>> Begin

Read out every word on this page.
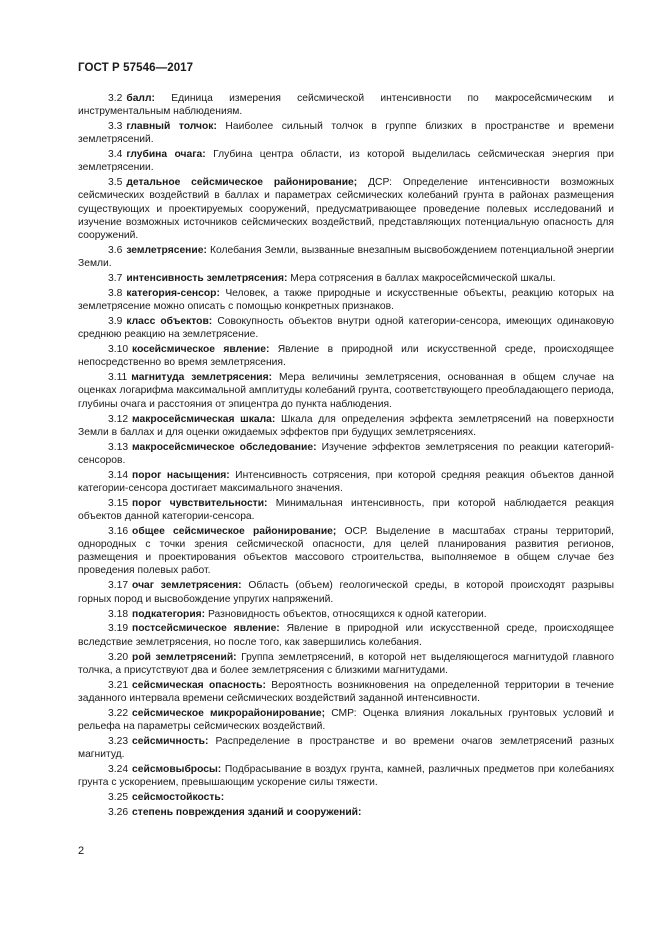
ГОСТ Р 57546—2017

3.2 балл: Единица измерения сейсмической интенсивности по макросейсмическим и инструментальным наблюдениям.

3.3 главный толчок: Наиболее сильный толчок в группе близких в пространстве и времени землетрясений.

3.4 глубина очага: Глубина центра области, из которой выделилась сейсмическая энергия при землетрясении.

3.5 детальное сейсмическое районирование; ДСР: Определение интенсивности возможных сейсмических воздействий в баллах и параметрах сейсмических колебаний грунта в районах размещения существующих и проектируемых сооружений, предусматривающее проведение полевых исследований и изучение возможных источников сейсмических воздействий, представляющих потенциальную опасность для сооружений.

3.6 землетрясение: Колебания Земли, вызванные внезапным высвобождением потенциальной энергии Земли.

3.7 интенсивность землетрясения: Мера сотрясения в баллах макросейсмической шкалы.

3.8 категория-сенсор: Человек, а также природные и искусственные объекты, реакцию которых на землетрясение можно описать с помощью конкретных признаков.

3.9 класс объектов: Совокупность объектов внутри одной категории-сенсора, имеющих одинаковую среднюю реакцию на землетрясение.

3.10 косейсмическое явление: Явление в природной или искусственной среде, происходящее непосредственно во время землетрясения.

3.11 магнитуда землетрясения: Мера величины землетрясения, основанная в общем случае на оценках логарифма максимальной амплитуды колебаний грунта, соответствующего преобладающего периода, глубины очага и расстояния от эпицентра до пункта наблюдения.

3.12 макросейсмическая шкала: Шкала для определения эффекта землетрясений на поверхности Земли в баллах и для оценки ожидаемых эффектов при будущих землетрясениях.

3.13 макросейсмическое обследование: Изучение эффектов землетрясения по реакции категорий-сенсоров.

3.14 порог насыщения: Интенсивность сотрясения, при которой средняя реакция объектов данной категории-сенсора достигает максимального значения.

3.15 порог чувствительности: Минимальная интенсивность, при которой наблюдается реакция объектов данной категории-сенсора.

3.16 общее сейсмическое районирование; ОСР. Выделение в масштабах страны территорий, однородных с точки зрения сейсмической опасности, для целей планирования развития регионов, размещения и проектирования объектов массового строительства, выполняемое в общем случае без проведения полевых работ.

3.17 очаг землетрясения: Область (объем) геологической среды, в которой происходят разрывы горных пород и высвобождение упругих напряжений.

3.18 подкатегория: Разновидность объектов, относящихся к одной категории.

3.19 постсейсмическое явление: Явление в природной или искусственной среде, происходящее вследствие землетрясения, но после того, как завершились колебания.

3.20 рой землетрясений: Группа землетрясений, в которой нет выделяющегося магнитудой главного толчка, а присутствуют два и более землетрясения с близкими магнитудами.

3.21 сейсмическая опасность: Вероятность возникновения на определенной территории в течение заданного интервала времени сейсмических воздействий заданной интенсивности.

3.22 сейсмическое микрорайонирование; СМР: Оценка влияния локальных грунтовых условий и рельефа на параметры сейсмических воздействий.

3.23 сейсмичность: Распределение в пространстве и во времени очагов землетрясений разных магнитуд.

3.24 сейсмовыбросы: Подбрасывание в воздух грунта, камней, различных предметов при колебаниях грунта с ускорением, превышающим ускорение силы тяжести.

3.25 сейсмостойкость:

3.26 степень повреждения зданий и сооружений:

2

>> End
>> Begin

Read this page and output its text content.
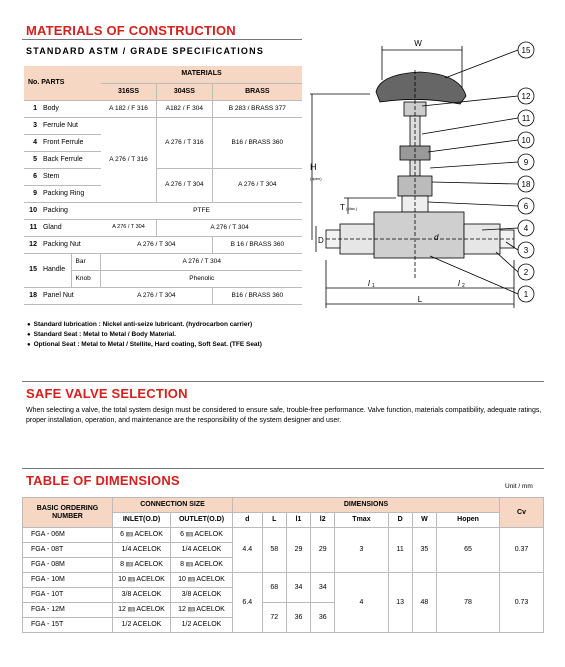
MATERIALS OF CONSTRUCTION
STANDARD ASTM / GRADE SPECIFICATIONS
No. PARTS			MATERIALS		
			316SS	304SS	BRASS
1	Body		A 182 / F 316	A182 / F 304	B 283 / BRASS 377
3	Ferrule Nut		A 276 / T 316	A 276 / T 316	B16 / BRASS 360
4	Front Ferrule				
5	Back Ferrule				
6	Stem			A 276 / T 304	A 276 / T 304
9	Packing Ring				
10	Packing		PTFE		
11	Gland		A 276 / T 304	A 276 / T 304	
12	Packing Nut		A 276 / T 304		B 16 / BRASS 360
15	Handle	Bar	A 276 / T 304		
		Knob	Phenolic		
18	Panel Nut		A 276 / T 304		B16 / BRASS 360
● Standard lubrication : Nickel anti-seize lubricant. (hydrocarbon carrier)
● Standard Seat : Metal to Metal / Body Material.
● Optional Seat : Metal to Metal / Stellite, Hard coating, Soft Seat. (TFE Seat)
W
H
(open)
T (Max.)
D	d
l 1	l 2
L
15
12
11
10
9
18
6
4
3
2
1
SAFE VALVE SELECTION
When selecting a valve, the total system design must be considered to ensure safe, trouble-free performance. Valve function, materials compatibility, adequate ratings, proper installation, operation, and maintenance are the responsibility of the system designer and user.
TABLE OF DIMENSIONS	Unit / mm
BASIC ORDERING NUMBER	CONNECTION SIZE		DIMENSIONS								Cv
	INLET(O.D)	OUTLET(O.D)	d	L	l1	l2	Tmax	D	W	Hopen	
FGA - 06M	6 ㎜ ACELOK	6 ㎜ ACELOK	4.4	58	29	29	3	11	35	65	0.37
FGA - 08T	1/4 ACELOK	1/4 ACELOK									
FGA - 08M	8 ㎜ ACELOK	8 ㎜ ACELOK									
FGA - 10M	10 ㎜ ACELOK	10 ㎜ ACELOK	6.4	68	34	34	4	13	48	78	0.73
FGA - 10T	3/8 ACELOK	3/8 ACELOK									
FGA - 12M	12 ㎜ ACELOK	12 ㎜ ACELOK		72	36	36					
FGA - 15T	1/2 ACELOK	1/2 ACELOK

>> End

◆ Do this ◆
Copy out every line holding the string "page".

◆ Solved problem ◆
Read out every word on this page.
Read this page and output its text content.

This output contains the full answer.